ИСХОДНЫЙ ТЕКСТ:
↓

Воздействие Наташи на Пьера, вообще ее существование лежит за пределами частного, локально-бытового и является не столько выражением ее личной воли, сколько всеобщих естественных законов, определенных природой для женщины. Сила Наташиной натуры, ее женской природы, рождающая в нем чувство любви эпического масштаба, действует на Пьера. Умом он еще не осознает происходящего с ним, но чувствует необоримое величие воздействия этой стихийной силы, подталкивающей его к новой жизни.
 
Самоощущение Пьера перед Бородино единит его с мирозданием. Поэтому именно комета вещует ему будущее. Именно она в этом его состоянии, пробужденном любовью к Наташе, «отвечала тому, что было в его расцветшей к новой жизни, размягченной и ободренной душе». Наташа постоянно подталкивает Пьера к возрождению и самоосуществлению его как деятеля. В этом и состоит ее роль в масштабах эпопеи.
 
В таком социально-этическом контексте определение, которое дает Наташе в финале произведения автор – «сильная, красивая и плодовитая самка» - не кажется неожиданным или грубым, не снижает эпическое значение образа. В данном Толстым определении речь идет о высокой природной миссии женщины как матери человечества. Образно говоря, Наташа напрямую, без чьего-либо посредства подключена к природным сущностным силам в глубине мироздания, в том числе и человеческого бытия. Вот почему ее поступки невозможно понять и объяснить с обыденной точки зрения. Мерило всему – эпические масштабы художественного мира произведения, призванные, по Толстому, задать эту свою масштабность как критерий нравственного поведения также и реальному миру, жизни за пределами произведения.

↑

ПИСЬМЕННОЕ ЗАДАНИЕ: Продолжите текст о роли Наташи в жизни Пьера, начав сразу после его последнего предложения.

ИЗВЛЕЧЁННЫЕ ЗАПИСИ:

↓

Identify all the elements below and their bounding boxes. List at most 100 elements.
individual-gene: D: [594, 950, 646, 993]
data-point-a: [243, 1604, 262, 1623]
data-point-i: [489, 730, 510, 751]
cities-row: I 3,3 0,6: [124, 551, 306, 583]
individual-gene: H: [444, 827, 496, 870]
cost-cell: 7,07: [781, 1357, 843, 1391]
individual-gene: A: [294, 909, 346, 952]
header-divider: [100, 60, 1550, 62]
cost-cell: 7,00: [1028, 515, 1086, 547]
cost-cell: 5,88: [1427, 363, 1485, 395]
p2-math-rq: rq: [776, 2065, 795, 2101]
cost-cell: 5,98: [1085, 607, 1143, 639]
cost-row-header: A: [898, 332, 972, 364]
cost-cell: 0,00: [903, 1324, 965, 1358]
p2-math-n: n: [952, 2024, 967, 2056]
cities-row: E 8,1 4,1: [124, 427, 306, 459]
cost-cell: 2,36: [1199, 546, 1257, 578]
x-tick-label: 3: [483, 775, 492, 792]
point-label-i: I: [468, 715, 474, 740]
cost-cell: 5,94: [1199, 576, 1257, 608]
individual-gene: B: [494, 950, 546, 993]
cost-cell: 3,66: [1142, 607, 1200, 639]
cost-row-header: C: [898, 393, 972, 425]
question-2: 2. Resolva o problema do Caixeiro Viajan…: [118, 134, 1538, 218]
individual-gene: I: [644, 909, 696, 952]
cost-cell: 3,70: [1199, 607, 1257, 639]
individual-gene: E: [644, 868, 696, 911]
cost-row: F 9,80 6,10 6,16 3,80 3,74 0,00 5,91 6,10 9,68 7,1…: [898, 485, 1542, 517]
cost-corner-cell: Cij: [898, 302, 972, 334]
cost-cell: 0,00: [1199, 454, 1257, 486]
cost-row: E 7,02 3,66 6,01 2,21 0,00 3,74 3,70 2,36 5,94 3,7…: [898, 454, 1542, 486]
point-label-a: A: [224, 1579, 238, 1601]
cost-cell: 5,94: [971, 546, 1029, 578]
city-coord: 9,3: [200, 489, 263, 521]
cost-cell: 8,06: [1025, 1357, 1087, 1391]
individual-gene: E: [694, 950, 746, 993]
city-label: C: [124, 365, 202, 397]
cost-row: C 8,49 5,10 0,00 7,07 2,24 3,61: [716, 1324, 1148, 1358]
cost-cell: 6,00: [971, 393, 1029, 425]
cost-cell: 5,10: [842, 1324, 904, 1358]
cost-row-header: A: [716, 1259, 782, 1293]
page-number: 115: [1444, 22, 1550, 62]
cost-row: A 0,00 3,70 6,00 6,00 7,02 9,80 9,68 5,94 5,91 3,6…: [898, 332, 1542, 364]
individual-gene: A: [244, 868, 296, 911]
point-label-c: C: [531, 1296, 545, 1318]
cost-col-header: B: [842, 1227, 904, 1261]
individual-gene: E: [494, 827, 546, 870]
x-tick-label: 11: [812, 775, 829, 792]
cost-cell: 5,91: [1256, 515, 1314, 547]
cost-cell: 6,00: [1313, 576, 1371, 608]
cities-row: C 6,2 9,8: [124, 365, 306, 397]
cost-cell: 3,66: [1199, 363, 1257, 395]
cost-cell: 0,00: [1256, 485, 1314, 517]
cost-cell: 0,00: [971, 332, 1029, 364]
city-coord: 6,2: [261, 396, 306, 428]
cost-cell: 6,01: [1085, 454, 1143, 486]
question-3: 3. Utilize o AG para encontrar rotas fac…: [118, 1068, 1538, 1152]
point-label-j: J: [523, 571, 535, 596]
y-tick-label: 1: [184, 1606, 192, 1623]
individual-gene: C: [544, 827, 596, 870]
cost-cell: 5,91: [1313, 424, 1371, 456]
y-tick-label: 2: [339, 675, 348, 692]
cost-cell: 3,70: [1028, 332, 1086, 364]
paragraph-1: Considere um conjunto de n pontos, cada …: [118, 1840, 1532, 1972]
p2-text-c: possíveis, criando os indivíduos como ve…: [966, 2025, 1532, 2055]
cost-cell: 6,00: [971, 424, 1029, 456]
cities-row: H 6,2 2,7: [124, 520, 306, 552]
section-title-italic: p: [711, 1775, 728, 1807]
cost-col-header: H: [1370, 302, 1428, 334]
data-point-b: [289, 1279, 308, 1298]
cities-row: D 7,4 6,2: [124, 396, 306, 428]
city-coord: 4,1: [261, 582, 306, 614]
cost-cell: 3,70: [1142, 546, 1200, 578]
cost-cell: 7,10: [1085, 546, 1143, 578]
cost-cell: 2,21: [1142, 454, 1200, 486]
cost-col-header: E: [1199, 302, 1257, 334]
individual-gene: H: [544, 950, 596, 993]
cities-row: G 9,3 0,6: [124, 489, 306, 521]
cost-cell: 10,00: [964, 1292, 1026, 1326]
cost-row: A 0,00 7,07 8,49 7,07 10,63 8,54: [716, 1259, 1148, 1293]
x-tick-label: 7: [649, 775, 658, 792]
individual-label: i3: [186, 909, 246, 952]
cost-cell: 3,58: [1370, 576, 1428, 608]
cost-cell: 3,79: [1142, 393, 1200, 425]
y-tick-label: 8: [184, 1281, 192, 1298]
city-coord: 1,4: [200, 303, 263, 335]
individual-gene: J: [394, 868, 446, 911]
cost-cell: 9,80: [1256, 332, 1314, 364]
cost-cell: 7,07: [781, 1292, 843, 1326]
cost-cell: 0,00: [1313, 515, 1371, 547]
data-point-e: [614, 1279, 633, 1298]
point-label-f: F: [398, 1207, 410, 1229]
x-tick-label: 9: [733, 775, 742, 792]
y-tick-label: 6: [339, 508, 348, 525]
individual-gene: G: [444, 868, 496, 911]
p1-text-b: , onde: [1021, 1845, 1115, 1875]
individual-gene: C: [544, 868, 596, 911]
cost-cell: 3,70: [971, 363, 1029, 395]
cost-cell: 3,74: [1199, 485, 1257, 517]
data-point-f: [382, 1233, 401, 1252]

↑

ОТВЕТ:
 
Стоит только вывести героиню за рамки и законы художественного мира эпопеи, как Наташа, почти истерически требующая, чтобы ей тут же, сию минуту предоставили князя Андрея, находящегося за сотни километров от Москвы, предстанет перед читателем не более чем истеричной, избалованной излишним вниманием дворяночкой. Между тем, повторим это, Наташа действует по логике своей непосредственной соединенности с таинственными животворящими силами природы. Как Женщина она требует постоянного присутствия Мужчины для своего и его немедленного самоосуществления. Вот почему ее воздействие на любого присутствующего в пространстве ее жизни мужчины безусловно: здесь и Пьер, и князь Андрей, и гусар Денисов, и Анатоль, и даже ее брат Николай (вспомним, как действует на него пение сестры). Не воспринимает этого влияния, пожалуй, только механически проживающий жизнь Борис, все существование которого ориентировано исключительно на карьерные цели.
 
Таким образом, исполняя свою природную миссию и, одновременно, самоосуществляясь в браке, в семье, Женщина (Наташа) порождает Жизнь, помогая осуществиться животворящей силе Любви, равно как и Мужчине - самореализоваться в созидательном деле, ибо, как отмечал Н.Г. Чернышевский, «без приобретения привычки к самобытному участию в гражданских делах, без приобретения чувств гражданина ребенок мужского пола, возрастая, делается существом мужского пола средних, а потом пожилых лет, но мужчиной он не становится или по крайней мере не становится мужчиной благородного характера…». Гражданство же, в понимании Толстого, в мужчине проявляется как способность и готовность к отцовству в узко-семейном и одновременно социально-историческом смысле, когда мужчина предстает, прежде всего, как созидатель, а не разрушитель. В этом смысле идеальные фигуры мужчины в «Войне и мире» - Пьер Безухов или Николай Ростов, а вовсе не Борис Друбецкой или Анатоль Курагин, или даже Андрей Болконский.
 
Исполняя свою природную миссию, Наташа подталкивает, готовит Пьера «к самобытному участию в гражданских делах», помогает ему проявиться как «мужчине благородного характера», прежде всего как отцу. Происходит это и тогда, когда он отправляется на Бородинское поле, и когда становится участником преобразовательных движений.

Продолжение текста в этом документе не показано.